* YOUR INSTRUCTIONS: Reproduce verbatim the stretch of lines below from the line containing "legend-swatch bbox=[545, 281, 605, 298]" through the line containing "bar-segment bbox=[103, 599, 194, 919]", including both of those lines.

* ENTRIES PROVIDED:
++++++++

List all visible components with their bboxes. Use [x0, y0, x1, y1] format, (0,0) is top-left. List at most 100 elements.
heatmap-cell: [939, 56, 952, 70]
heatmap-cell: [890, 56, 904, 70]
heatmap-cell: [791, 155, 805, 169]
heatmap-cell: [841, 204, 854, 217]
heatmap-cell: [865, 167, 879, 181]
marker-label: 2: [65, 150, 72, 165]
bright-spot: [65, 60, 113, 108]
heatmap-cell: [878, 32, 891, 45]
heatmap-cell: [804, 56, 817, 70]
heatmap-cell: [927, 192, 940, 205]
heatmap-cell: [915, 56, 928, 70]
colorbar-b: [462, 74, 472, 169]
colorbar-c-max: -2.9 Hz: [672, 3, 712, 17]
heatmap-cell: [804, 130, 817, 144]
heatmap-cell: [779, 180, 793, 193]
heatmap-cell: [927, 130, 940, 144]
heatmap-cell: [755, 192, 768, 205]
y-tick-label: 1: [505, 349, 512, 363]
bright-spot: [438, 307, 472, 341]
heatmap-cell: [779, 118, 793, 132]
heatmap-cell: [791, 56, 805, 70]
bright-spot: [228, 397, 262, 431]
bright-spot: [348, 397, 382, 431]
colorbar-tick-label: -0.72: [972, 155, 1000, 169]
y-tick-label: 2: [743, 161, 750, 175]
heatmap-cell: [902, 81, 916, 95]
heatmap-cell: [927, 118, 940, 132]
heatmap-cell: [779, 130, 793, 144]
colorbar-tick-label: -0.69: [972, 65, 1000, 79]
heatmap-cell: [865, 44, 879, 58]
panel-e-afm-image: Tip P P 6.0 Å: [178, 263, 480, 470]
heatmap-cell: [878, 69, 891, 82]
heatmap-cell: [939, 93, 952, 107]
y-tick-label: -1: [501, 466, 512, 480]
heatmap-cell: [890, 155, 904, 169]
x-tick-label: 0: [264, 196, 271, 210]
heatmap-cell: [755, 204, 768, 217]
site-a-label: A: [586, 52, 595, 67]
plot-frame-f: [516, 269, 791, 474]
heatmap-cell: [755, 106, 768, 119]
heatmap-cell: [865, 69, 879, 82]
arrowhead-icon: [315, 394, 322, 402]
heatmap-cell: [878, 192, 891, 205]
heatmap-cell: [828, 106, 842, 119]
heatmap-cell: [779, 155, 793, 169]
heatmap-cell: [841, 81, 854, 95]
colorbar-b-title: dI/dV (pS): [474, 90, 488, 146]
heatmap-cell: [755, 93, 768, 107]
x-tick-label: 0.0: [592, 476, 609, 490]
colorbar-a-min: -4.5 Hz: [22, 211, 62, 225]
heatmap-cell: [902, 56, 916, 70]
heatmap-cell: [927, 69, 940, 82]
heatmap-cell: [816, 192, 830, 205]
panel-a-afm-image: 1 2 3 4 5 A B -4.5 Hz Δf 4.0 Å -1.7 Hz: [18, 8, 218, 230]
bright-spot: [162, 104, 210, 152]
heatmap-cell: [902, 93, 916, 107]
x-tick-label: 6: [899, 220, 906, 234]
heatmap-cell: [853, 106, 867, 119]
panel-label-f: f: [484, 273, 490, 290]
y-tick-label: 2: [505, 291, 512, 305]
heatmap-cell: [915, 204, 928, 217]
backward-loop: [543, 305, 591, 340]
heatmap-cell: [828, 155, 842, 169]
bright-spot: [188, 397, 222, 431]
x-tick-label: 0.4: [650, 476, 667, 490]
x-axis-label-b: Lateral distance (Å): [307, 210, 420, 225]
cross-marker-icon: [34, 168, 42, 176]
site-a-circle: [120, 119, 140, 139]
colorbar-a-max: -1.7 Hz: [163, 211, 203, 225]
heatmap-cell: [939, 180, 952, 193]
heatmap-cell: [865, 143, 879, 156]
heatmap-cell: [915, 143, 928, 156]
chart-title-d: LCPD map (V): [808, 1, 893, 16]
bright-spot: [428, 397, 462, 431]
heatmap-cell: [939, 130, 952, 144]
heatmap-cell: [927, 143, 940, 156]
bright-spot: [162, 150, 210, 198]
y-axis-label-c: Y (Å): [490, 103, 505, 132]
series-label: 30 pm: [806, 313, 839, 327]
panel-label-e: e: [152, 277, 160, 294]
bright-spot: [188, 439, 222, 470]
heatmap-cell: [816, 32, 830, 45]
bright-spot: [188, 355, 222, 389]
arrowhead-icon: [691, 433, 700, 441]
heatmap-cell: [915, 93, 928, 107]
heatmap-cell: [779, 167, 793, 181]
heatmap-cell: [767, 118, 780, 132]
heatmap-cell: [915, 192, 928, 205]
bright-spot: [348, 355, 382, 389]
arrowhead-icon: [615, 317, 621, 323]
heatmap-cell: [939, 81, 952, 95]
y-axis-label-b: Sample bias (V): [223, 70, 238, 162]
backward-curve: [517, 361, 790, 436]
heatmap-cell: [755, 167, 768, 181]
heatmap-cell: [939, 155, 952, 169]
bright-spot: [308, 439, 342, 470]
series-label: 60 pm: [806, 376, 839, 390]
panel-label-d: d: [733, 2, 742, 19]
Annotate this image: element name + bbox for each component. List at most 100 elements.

++++++++

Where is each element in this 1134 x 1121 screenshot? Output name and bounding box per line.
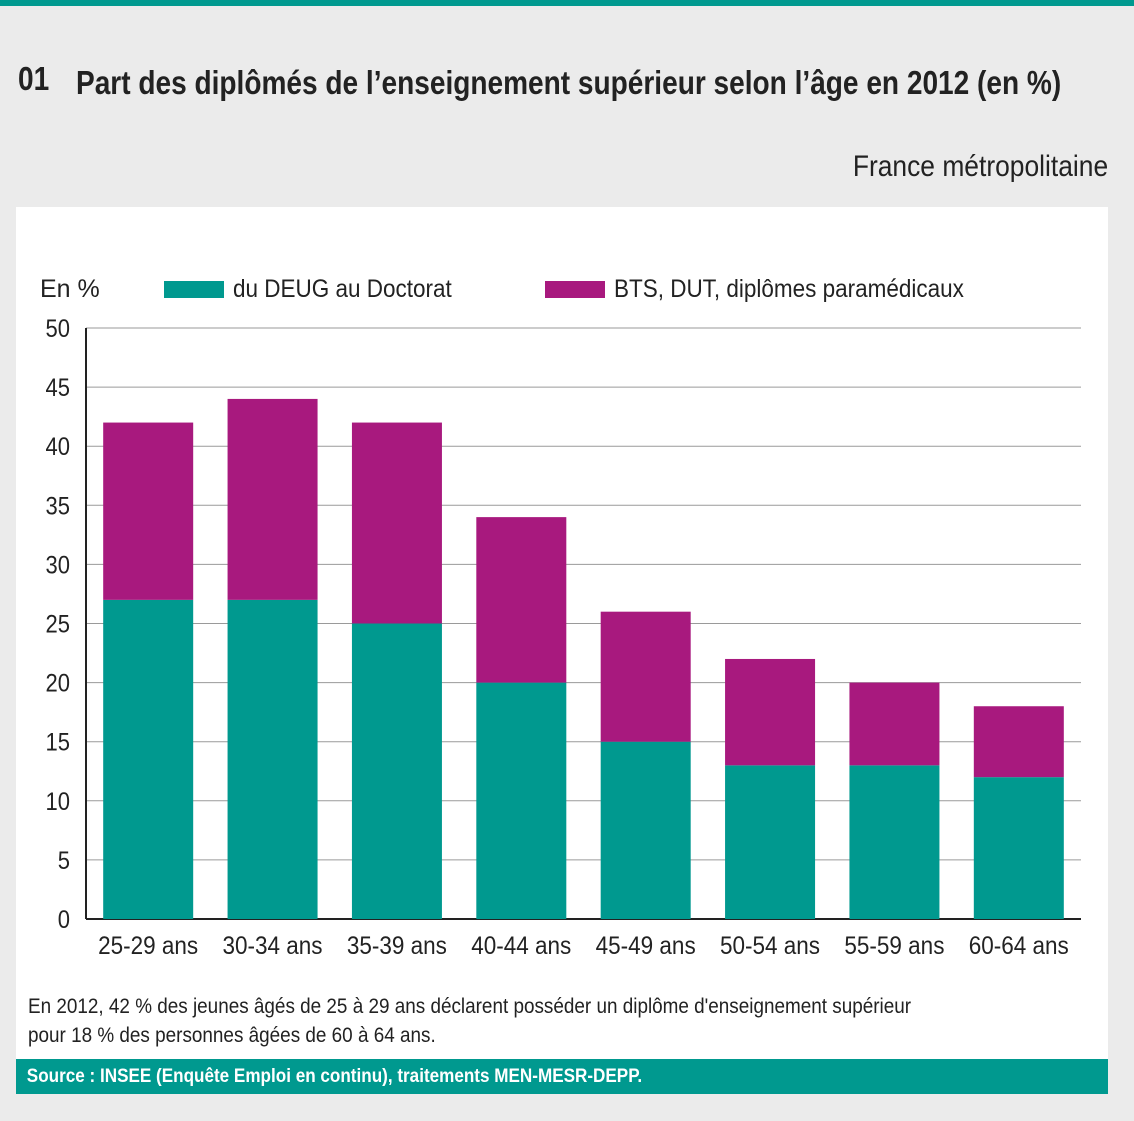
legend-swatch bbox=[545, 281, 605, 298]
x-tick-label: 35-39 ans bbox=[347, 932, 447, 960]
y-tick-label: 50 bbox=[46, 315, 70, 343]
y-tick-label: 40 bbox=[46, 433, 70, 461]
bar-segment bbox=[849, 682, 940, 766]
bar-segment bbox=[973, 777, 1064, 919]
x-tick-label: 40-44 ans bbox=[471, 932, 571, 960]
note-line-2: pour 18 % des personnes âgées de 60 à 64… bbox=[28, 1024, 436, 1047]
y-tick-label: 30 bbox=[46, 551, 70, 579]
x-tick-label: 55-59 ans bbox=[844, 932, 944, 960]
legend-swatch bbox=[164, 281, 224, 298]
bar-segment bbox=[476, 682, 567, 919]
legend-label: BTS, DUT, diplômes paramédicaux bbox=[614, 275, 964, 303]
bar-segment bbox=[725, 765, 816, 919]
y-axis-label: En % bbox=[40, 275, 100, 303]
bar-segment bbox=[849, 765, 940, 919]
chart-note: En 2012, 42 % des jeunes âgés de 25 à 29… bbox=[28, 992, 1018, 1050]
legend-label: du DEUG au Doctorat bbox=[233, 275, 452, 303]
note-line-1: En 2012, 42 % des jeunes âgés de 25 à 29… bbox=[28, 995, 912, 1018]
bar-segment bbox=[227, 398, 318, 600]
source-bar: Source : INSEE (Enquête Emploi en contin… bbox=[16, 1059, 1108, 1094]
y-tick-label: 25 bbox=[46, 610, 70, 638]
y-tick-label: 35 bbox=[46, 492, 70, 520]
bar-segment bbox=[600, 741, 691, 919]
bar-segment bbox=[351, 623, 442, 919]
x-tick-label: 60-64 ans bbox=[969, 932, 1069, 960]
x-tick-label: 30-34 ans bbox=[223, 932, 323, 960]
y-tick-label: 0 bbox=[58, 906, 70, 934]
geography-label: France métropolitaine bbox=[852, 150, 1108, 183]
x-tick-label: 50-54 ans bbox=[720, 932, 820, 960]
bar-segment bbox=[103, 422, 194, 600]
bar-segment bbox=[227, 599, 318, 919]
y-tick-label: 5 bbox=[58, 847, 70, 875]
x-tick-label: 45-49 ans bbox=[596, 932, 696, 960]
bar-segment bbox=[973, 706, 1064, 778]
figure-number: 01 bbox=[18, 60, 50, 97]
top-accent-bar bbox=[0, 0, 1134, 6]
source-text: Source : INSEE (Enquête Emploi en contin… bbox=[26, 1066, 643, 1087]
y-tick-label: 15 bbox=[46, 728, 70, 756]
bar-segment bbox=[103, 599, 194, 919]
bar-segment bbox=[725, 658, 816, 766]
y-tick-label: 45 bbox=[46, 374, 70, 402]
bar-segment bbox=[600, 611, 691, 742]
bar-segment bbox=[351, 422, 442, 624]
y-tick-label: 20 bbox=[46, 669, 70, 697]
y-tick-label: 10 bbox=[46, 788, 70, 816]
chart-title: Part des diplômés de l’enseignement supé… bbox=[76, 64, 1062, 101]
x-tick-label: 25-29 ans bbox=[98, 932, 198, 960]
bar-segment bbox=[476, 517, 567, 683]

++++++++

* TASK OUTPUT:
legend-swatch bbox=[545, 281, 605, 298]
x-tick-label: 35-39 ans bbox=[347, 932, 447, 960]
y-tick-label: 50 bbox=[46, 315, 70, 343]
y-tick-label: 40 bbox=[46, 433, 70, 461]
bar-segment bbox=[849, 682, 940, 766]
bar-segment bbox=[973, 777, 1064, 919]
x-tick-label: 40-44 ans bbox=[471, 932, 571, 960]
note-line-2: pour 18 % des personnes âgées de 60 à 64… bbox=[28, 1024, 436, 1047]
y-tick-label: 30 bbox=[46, 551, 70, 579]
x-tick-label: 55-59 ans bbox=[844, 932, 944, 960]
legend-swatch bbox=[164, 281, 224, 298]
bar-segment bbox=[476, 682, 567, 919]
legend-label: BTS, DUT, diplômes paramédicaux bbox=[614, 275, 964, 303]
bar-segment bbox=[725, 765, 816, 919]
y-axis-label: En % bbox=[40, 275, 100, 303]
bar-segment bbox=[849, 765, 940, 919]
chart-note: En 2012, 42 % des jeunes âgés de 25 à 29… bbox=[28, 992, 1018, 1050]
legend-label: du DEUG au Doctorat bbox=[233, 275, 452, 303]
note-line-1: En 2012, 42 % des jeunes âgés de 25 à 29… bbox=[28, 995, 912, 1018]
bar-segment bbox=[227, 398, 318, 600]
source-bar: Source : INSEE (Enquête Emploi en contin… bbox=[16, 1059, 1108, 1094]
y-tick-label: 25 bbox=[46, 610, 70, 638]
y-tick-label: 35 bbox=[46, 492, 70, 520]
bar-segment bbox=[600, 741, 691, 919]
bar-segment bbox=[351, 623, 442, 919]
x-tick-label: 60-64 ans bbox=[969, 932, 1069, 960]
x-tick-label: 30-34 ans bbox=[223, 932, 323, 960]
y-tick-label: 0 bbox=[58, 906, 70, 934]
geography-label: France métropolitaine bbox=[852, 150, 1108, 183]
x-tick-label: 50-54 ans bbox=[720, 932, 820, 960]
bar-segment bbox=[103, 422, 194, 600]
bar-segment bbox=[227, 599, 318, 919]
y-tick-label: 5 bbox=[58, 847, 70, 875]
x-tick-label: 45-49 ans bbox=[596, 932, 696, 960]
bar-segment bbox=[973, 706, 1064, 778]
figure-number: 01 bbox=[18, 60, 50, 97]
top-accent-bar bbox=[0, 0, 1134, 6]
source-text: Source : INSEE (Enquête Emploi en contin… bbox=[26, 1066, 643, 1087]
y-tick-label: 15 bbox=[46, 728, 70, 756]
bar-segment bbox=[103, 599, 194, 919]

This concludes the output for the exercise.